▶ _Exercise brief_: Collect each line of the records containing the string "less".

▶ _Source data_:
==========

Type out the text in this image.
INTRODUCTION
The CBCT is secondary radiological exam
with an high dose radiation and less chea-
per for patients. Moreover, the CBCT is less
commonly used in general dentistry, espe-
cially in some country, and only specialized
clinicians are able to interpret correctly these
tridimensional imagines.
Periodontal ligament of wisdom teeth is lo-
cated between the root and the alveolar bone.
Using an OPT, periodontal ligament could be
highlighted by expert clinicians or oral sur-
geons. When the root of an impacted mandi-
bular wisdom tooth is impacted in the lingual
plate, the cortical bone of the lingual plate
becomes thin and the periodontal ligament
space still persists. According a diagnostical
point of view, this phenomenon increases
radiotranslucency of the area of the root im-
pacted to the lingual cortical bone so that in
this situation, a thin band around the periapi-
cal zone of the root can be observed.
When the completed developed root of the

==========

▶ _Answer to the exercise_:
with an high dose radiation and less chea-
per for patients. Moreover, the CBCT is less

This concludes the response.